*BRIEF*. Restate the whole of the material. Keep every word, and drop the pictures.

*DATASET ENTRIES*.
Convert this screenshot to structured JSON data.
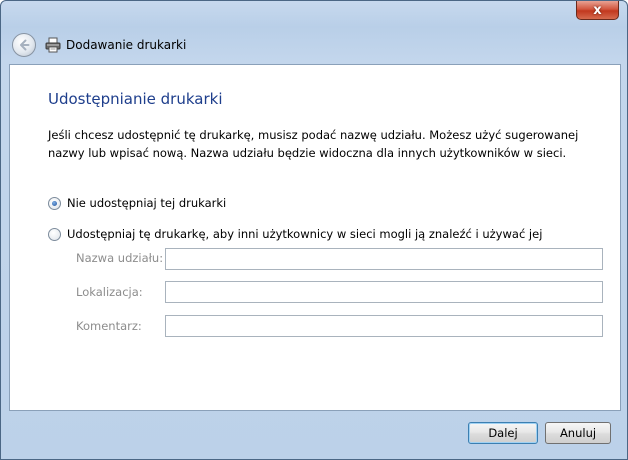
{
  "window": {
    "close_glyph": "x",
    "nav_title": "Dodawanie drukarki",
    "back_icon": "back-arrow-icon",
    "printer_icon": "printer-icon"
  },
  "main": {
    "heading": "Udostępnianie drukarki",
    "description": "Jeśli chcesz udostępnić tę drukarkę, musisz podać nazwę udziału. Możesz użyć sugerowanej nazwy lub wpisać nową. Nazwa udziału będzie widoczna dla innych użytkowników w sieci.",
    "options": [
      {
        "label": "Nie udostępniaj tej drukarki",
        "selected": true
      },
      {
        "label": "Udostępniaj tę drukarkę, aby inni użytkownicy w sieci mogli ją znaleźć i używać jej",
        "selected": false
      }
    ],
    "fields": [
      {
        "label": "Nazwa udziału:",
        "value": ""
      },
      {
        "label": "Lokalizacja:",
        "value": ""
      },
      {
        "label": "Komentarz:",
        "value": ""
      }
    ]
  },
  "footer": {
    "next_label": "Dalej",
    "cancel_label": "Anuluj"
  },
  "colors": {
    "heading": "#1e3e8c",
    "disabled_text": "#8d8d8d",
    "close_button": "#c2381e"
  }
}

*SOLUTION TO THIS EXERCISE*.
Convert this screenshot to structured JSON data.
{
  "window": {
    "close_glyph": "x",
    "nav_title": "Dodawanie drukarki",
    "back_icon": "back-arrow-icon",
    "printer_icon": "printer-icon"
  },
  "main": {
    "heading": "Udostępnianie drukarki",
    "description": "Jeśli chcesz udostępnić tę drukarkę, musisz podać nazwę udziału. Możesz użyć sugerowanej nazwy lub wpisać nową. Nazwa udziału będzie widoczna dla innych użytkowników w sieci.",
    "options": [
      {
        "label": "Nie udostępniaj tej drukarki",
        "selected": true
      },
      {
        "label": "Udostępniaj tę drukarkę, aby inni użytkownicy w sieci mogli ją znaleźć i używać jej",
        "selected": false
      }
    ],
    "fields": [
      {
        "label": "Nazwa udziału:",
        "value": ""
      },
      {
        "label": "Lokalizacja:",
        "value": ""
      },
      {
        "label": "Komentarz:",
        "value": ""
      }
    ]
  },
  "footer": {
    "next_label": "Dalej",
    "cancel_label": "Anuluj"
  },
  "colors": {
    "heading": "#1e3e8c",
    "disabled_text": "#8d8d8d",
    "close_button": "#c2381e"
  }
}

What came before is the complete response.